[Begin Dataset records]

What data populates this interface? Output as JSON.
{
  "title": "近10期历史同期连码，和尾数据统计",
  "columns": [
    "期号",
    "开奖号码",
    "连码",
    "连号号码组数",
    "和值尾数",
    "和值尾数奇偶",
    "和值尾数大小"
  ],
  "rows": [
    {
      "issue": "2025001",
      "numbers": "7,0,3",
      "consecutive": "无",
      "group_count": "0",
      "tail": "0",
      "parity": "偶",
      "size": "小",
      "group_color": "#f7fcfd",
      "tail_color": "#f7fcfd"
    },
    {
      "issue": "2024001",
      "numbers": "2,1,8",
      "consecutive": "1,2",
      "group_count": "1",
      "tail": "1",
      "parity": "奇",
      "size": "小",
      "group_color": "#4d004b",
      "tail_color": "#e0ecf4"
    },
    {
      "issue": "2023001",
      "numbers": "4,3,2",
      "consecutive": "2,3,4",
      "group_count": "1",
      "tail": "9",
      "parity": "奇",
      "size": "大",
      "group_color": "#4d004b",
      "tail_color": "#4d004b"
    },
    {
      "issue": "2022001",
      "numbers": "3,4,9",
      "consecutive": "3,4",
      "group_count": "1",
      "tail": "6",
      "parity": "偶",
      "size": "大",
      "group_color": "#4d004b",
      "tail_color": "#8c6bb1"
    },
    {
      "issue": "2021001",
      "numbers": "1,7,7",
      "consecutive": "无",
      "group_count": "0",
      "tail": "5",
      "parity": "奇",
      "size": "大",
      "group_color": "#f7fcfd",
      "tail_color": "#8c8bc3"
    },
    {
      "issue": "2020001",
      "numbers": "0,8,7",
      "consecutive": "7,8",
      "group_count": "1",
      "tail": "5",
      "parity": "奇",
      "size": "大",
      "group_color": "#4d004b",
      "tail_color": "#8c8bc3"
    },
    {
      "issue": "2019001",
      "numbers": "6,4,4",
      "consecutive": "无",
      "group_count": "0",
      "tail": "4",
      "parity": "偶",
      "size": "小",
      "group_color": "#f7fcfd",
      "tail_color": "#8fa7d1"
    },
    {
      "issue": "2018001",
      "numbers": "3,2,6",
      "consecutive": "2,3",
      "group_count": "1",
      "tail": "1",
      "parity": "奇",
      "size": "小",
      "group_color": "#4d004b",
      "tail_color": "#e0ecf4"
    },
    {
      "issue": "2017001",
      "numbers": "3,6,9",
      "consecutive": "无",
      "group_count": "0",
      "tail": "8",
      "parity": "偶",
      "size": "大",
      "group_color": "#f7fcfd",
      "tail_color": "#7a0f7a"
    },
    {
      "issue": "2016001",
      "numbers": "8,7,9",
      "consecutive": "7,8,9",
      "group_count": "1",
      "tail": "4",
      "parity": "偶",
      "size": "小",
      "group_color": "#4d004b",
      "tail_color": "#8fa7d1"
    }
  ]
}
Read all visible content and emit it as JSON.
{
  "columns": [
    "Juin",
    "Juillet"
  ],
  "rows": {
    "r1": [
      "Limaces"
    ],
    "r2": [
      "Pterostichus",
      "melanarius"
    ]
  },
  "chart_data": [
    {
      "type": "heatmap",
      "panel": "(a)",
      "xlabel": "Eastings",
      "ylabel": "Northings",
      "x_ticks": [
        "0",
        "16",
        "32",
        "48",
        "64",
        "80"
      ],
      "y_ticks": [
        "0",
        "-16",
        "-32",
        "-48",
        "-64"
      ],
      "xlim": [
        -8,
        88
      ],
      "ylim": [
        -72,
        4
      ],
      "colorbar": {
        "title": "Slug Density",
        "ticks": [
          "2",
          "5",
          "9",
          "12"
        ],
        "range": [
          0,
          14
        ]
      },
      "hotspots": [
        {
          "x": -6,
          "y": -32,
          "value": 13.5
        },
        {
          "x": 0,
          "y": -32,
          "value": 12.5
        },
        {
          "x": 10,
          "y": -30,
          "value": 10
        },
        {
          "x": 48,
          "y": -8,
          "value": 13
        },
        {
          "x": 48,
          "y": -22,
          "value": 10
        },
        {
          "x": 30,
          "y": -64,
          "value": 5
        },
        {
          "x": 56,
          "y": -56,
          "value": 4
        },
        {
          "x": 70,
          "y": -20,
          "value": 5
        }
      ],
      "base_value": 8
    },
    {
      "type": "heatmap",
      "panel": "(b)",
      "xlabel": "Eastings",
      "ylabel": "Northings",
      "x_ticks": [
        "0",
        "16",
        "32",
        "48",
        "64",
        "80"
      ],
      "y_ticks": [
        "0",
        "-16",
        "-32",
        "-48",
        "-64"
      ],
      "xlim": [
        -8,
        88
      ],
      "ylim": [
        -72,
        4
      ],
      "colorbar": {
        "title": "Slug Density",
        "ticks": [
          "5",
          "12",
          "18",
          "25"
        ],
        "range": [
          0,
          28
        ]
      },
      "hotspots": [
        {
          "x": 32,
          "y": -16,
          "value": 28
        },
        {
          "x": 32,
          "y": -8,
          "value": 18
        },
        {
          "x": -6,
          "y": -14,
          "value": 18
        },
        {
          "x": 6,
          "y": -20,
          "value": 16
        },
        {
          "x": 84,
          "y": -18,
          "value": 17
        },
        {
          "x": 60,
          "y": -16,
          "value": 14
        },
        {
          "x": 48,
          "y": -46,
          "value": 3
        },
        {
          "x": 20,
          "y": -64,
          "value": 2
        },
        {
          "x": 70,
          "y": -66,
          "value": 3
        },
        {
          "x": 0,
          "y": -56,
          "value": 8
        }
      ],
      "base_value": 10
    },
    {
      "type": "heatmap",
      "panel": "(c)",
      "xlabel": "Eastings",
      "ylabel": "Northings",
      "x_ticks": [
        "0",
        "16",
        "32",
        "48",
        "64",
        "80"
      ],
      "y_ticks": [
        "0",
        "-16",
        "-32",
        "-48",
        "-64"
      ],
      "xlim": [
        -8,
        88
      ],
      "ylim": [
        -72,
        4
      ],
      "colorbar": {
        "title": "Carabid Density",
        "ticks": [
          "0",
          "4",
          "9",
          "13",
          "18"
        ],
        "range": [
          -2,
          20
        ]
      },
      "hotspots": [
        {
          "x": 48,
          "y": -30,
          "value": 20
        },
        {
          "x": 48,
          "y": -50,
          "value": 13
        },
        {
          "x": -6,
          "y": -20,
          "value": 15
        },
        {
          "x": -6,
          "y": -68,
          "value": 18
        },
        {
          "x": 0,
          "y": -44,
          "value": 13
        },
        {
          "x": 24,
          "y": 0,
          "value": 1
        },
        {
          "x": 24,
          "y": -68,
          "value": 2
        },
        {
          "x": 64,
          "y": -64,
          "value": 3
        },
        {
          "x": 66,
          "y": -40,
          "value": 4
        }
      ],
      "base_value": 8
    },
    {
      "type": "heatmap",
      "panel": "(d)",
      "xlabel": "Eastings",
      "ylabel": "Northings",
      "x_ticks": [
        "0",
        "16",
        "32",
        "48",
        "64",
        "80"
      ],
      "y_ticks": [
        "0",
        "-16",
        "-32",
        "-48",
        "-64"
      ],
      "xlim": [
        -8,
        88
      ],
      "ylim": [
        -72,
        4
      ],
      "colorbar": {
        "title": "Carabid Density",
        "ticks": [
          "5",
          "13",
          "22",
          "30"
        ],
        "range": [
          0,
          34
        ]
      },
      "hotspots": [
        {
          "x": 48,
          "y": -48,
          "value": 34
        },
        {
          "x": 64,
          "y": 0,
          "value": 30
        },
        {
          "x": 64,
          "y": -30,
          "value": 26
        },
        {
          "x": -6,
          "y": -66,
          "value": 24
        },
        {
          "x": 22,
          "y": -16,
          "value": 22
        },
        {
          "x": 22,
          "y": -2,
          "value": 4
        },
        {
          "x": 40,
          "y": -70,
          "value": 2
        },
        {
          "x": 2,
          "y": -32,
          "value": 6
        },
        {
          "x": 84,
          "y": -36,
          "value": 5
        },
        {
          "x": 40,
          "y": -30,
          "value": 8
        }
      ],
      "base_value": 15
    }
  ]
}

[End Dataset records]

Gather up the lines that contain the word "issue".

**Exercise result**:
      "issue": "2025001",
      "issue": "2024001",
      "issue": "2023001",
      "issue": "2022001",
      "issue": "2021001",
      "issue": "2020001",
      "issue": "2019001",
      "issue": "2018001",
      "issue": "2017001",
      "issue": "2016001",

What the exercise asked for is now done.